• [TASK OBJECTIVE]: Set down all of the data that follows word for word, without the images.

Start

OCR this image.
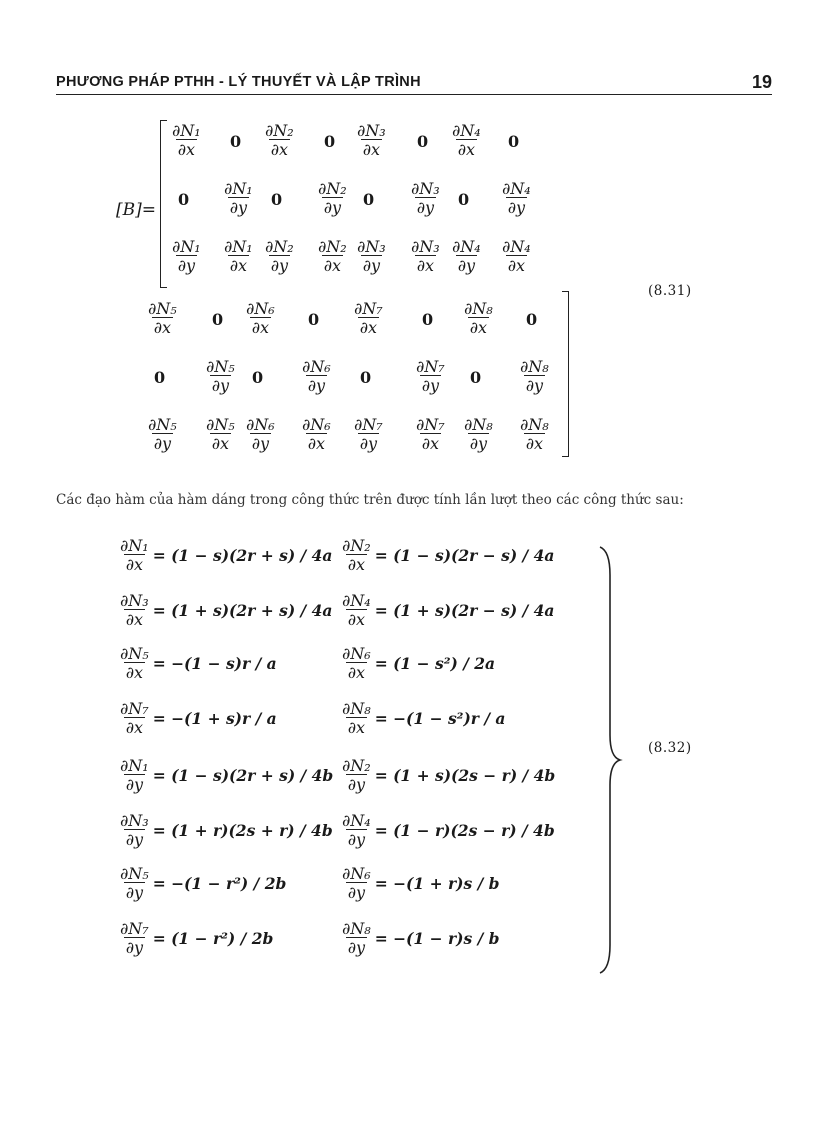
PHƯƠNG PHÁP PTHH - LÝ THUYẾT VÀ LẬP TRÌNH	19
[B]=
$\frac{\text{∂N₁}}{\partial x} 0 \frac{\text{∂N₂}}{\partial x} 0 \frac{\text{∂N₃}}{\partial x} 0 \frac{\text{∂N₄}}{\partial x} 0$
$0 \frac{\text{∂N₁}}{\partial y} 0 \frac{\text{∂N₂}}{\partial y} 0 \frac{\text{∂N₃}}{\partial y} 0 \frac{\text{∂N₄}}{\partial y}$
$\frac{\text{∂N₁}}{\partial y} \frac{\text{∂N₁}}{\partial x} \frac{\text{∂N₂}}{\partial y} \frac{\text{∂N₂}}{\partial x} \frac{\text{∂N₃}}{\partial y} \frac{\text{∂N₃}}{\partial x} \frac{\text{∂N₄}}{\partial y} \frac{\text{∂N₄}}{\partial x}$
$\frac{\text{∂N₅}}{\partial x} 0 \frac{\text{∂N₆}}{\partial x} 0 \frac{\text{∂N₇}}{\partial x} 0 \frac{\text{∂N₈}}{\partial x} 0$
$0 \frac{\text{∂N₅}}{\partial y} 0 \frac{\text{∂N₆}}{\partial y} 0$	$\frac{\text{∂N₇}}{\partial y} 0 \frac{\text{∂N₈}}{\partial y}$
$\frac{\text{∂N₅}}{\partial y} \frac{\text{∂N₅}}{\partial x} \frac{\text{∂N₆}}{\partial y} \frac{\text{∂N₆}}{\partial x} \frac{\text{∂N₇}}{\partial y} \frac{\text{∂N₇}}{\partial x} \frac{\text{∂N₈}}{\partial y} \frac{\text{∂N₈}}{\partial x}$
(8.31)

Các đạo hàm của hàm dáng trong công thức trên được tính lần lượt theo các công thức sau:

$\frac{\text{∂N₁}}{\partial x} = (1 - s)(2r + s) / 4a \frac{\text{∂N₂}}{\partial x} = (1 - s)(2r - s) / 4a$
$\frac{\text{∂N₃}}{\partial x} = (1 + s)(2r + s) / 4a \frac{\text{∂N₄}}{\partial x} = (1 + s)(2r - s) / 4a$
$\frac{\text{∂N₅}}{\partial x} = -(1 - s)r / a$	$\frac{\text{∂N₆}}{\partial x} = (1 - s^2) / 2a$
$\frac{\text{∂N₇}}{\partial x} = -(1 + s)r / a$	$\frac{\text{∂N₈}}{\partial x} = -(1 - s^2)r / a$
$\frac{\text{∂N₁}}{\partial y} = (1 - s)(2r + s) / 4b \frac{\text{∂N₂}}{\partial y} = (1 + s)(2s - r) / 4b$
$\frac{\text{∂N₃}}{\partial y} = (1 + r)(2s + r) / 4b \frac{\text{∂N₄}}{\partial y} = (1 - r)(2s - r) / 4b$
$\frac{\text{∂N₅}}{\partial y} = -(1 - r^2) / 2b$	$\frac{\text{∂N₆}}{\partial y} = -(1 + r)s / b$
$\frac{\text{∂N₇}}{\partial y} = (1 - r^2) / 2b$	$\frac{\text{∂N₈}}{\partial y} = -(1 - r)s / b$
(8.32)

End

• [EXERCISE OUTPUT]:
OCR this image.
PHƯƠNG PHÁP PTHH - LÝ THUYẾT VÀ LẬP TRÌNH	19
[B]=
$\frac{\text{∂N₁}}{\partial x} 0 \frac{\text{∂N₂}}{\partial x} 0 \frac{\text{∂N₃}}{\partial x} 0 \frac{\text{∂N₄}}{\partial x} 0$
$0 \frac{\text{∂N₁}}{\partial y} 0 \frac{\text{∂N₂}}{\partial y} 0 \frac{\text{∂N₃}}{\partial y} 0 \frac{\text{∂N₄}}{\partial y}$
$\frac{\text{∂N₁}}{\partial y} \frac{\text{∂N₁}}{\partial x} \frac{\text{∂N₂}}{\partial y} \frac{\text{∂N₂}}{\partial x} \frac{\text{∂N₃}}{\partial y} \frac{\text{∂N₃}}{\partial x} \frac{\text{∂N₄}}{\partial y} \frac{\text{∂N₄}}{\partial x}$
$\frac{\text{∂N₅}}{\partial x} 0 \frac{\text{∂N₆}}{\partial x} 0 \frac{\text{∂N₇}}{\partial x} 0 \frac{\text{∂N₈}}{\partial x} 0$
$0 \frac{\text{∂N₅}}{\partial y} 0 \frac{\text{∂N₆}}{\partial y} 0$	$\frac{\text{∂N₇}}{\partial y} 0 \frac{\text{∂N₈}}{\partial y}$
$\frac{\text{∂N₅}}{\partial y} \frac{\text{∂N₅}}{\partial x} \frac{\text{∂N₆}}{\partial y} \frac{\text{∂N₆}}{\partial x} \frac{\text{∂N₇}}{\partial y} \frac{\text{∂N₇}}{\partial x} \frac{\text{∂N₈}}{\partial y} \frac{\text{∂N₈}}{\partial x}$
(8.31)

Các đạo hàm của hàm dáng trong công thức trên được tính lần lượt theo các công thức sau:

$\frac{\text{∂N₁}}{\partial x} = (1 - s)(2r + s) / 4a \frac{\text{∂N₂}}{\partial x} = (1 - s)(2r - s) / 4a$
$\frac{\text{∂N₃}}{\partial x} = (1 + s)(2r + s) / 4a \frac{\text{∂N₄}}{\partial x} = (1 + s)(2r - s) / 4a$
$\frac{\text{∂N₅}}{\partial x} = -(1 - s)r / a$	$\frac{\text{∂N₆}}{\partial x} = (1 - s^2) / 2a$
$\frac{\text{∂N₇}}{\partial x} = -(1 + s)r / a$	$\frac{\text{∂N₈}}{\partial x} = -(1 - s^2)r / a$
$\frac{\text{∂N₁}}{\partial y} = (1 - s)(2r + s) / 4b \frac{\text{∂N₂}}{\partial y} = (1 + s)(2s - r) / 4b$
$\frac{\text{∂N₃}}{\partial y} = (1 + r)(2s + r) / 4b \frac{\text{∂N₄}}{\partial y} = (1 - r)(2s - r) / 4b$
$\frac{\text{∂N₅}}{\partial y} = -(1 - r^2) / 2b$	$\frac{\text{∂N₆}}{\partial y} = -(1 + r)s / b$
$\frac{\text{∂N₇}}{\partial y} = (1 - r^2) / 2b$	$\frac{\text{∂N₈}}{\partial y} = -(1 - r)s / b$
(8.32)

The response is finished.